## What needs to be done
Will you print the material below without altering a single character?

— START Given records —

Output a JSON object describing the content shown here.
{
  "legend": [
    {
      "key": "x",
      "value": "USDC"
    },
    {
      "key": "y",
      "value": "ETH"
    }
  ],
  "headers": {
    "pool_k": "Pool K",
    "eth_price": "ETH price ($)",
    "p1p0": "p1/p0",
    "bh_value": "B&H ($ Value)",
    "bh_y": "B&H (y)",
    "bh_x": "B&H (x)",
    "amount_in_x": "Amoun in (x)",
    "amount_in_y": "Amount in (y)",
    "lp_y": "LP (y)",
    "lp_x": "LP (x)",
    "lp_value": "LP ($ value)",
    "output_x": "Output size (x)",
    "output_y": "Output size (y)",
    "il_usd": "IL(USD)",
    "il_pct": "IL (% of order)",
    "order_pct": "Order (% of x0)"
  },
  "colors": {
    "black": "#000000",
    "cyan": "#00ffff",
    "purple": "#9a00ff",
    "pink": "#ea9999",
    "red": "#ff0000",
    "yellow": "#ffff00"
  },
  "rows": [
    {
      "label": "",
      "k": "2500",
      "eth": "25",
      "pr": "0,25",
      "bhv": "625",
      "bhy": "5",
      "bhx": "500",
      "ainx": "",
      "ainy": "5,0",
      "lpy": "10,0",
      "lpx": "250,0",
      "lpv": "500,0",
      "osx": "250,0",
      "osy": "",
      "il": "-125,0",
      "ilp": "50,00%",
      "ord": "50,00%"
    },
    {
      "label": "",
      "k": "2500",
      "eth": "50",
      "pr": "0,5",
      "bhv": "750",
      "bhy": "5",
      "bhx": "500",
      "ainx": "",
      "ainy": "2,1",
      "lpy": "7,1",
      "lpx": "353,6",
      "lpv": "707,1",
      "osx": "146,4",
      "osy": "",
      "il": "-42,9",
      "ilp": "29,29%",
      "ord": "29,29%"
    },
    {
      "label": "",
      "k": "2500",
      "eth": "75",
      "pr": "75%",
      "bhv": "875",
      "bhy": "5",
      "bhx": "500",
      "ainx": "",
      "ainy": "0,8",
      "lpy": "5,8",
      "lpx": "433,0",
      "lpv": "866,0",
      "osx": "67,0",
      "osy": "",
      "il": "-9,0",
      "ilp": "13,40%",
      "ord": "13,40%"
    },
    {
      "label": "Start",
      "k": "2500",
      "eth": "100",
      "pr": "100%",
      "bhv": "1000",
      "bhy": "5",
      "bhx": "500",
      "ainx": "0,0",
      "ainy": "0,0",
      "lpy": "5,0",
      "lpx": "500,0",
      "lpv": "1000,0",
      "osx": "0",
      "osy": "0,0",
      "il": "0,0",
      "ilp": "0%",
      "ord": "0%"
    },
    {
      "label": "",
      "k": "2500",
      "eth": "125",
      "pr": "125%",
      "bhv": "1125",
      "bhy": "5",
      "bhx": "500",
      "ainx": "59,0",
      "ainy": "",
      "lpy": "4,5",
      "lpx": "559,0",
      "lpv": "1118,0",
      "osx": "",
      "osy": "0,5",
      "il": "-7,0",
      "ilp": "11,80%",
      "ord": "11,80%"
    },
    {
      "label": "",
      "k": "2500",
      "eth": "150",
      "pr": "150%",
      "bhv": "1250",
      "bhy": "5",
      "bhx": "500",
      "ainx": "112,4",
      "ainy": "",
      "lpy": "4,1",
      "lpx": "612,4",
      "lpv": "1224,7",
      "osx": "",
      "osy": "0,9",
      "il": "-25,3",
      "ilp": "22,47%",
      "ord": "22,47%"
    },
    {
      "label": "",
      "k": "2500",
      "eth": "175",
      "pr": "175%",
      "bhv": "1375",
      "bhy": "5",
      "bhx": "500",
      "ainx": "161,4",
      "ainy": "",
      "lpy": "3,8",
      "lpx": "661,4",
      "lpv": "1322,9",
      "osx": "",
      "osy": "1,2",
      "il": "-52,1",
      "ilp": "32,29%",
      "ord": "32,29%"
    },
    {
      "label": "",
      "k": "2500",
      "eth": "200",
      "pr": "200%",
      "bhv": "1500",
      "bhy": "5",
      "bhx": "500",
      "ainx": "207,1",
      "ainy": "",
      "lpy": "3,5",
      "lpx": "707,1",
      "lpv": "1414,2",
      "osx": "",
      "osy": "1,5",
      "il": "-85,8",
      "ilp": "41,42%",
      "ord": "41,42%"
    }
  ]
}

— END Given records —

## Reply to the exercise
Output a JSON object describing the content shown here.
{
  "legend": [
    {
      "key": "x",
      "value": "USDC"
    },
    {
      "key": "y",
      "value": "ETH"
    }
  ],
  "headers": {
    "pool_k": "Pool K",
    "eth_price": "ETH price ($)",
    "p1p0": "p1/p0",
    "bh_value": "B&H ($ Value)",
    "bh_y": "B&H (y)",
    "bh_x": "B&H (x)",
    "amount_in_x": "Amoun in (x)",
    "amount_in_y": "Amount in (y)",
    "lp_y": "LP (y)",
    "lp_x": "LP (x)",
    "lp_value": "LP ($ value)",
    "output_x": "Output size (x)",
    "output_y": "Output size (y)",
    "il_usd": "IL(USD)",
    "il_pct": "IL (% of order)",
    "order_pct": "Order (% of x0)"
  },
  "colors": {
    "black": "#000000",
    "cyan": "#00ffff",
    "purple": "#9a00ff",
    "pink": "#ea9999",
    "red": "#ff0000",
    "yellow": "#ffff00"
  },
  "rows": [
    {
      "label": "",
      "k": "2500",
      "eth": "25",
      "pr": "0,25",
      "bhv": "625",
      "bhy": "5",
      "bhx": "500",
      "ainx": "",
      "ainy": "5,0",
      "lpy": "10,0",
      "lpx": "250,0",
      "lpv": "500,0",
      "osx": "250,0",
      "osy": "",
      "il": "-125,0",
      "ilp": "50,00%",
      "ord": "50,00%"
    },
    {
      "label": "",
      "k": "2500",
      "eth": "50",
      "pr": "0,5",
      "bhv": "750",
      "bhy": "5",
      "bhx": "500",
      "ainx": "",
      "ainy": "2,1",
      "lpy": "7,1",
      "lpx": "353,6",
      "lpv": "707,1",
      "osx": "146,4",
      "osy": "",
      "il": "-42,9",
      "ilp": "29,29%",
      "ord": "29,29%"
    },
    {
      "label": "",
      "k": "2500",
      "eth": "75",
      "pr": "75%",
      "bhv": "875",
      "bhy": "5",
      "bhx": "500",
      "ainx": "",
      "ainy": "0,8",
      "lpy": "5,8",
      "lpx": "433,0",
      "lpv": "866,0",
      "osx": "67,0",
      "osy": "",
      "il": "-9,0",
      "ilp": "13,40%",
      "ord": "13,40%"
    },
    {
      "label": "Start",
      "k": "2500",
      "eth": "100",
      "pr": "100%",
      "bhv": "1000",
      "bhy": "5",
      "bhx": "500",
      "ainx": "0,0",
      "ainy": "0,0",
      "lpy": "5,0",
      "lpx": "500,0",
      "lpv": "1000,0",
      "osx": "0",
      "osy": "0,0",
      "il": "0,0",
      "ilp": "0%",
      "ord": "0%"
    },
    {
      "label": "",
      "k": "2500",
      "eth": "125",
      "pr": "125%",
      "bhv": "1125",
      "bhy": "5",
      "bhx": "500",
      "ainx": "59,0",
      "ainy": "",
      "lpy": "4,5",
      "lpx": "559,0",
      "lpv": "1118,0",
      "osx": "",
      "osy": "0,5",
      "il": "-7,0",
      "ilp": "11,80%",
      "ord": "11,80%"
    },
    {
      "label": "",
      "k": "2500",
      "eth": "150",
      "pr": "150%",
      "bhv": "1250",
      "bhy": "5",
      "bhx": "500",
      "ainx": "112,4",
      "ainy": "",
      "lpy": "4,1",
      "lpx": "612,4",
      "lpv": "1224,7",
      "osx": "",
      "osy": "0,9",
      "il": "-25,3",
      "ilp": "22,47%",
      "ord": "22,47%"
    },
    {
      "label": "",
      "k": "2500",
      "eth": "175",
      "pr": "175%",
      "bhv": "1375",
      "bhy": "5",
      "bhx": "500",
      "ainx": "161,4",
      "ainy": "",
      "lpy": "3,8",
      "lpx": "661,4",
      "lpv": "1322,9",
      "osx": "",
      "osy": "1,2",
      "il": "-52,1",
      "ilp": "32,29%",
      "ord": "32,29%"
    },
    {
      "label": "",
      "k": "2500",
      "eth": "200",
      "pr": "200%",
      "bhv": "1500",
      "bhy": "5",
      "bhx": "500",
      "ainx": "207,1",
      "ainy": "",
      "lpy": "3,5",
      "lpx": "707,1",
      "lpv": "1414,2",
      "osx": "",
      "osy": "1,5",
      "il": "-85,8",
      "ilp": "41,42%",
      "ord": "41,42%"
    }
  ]
}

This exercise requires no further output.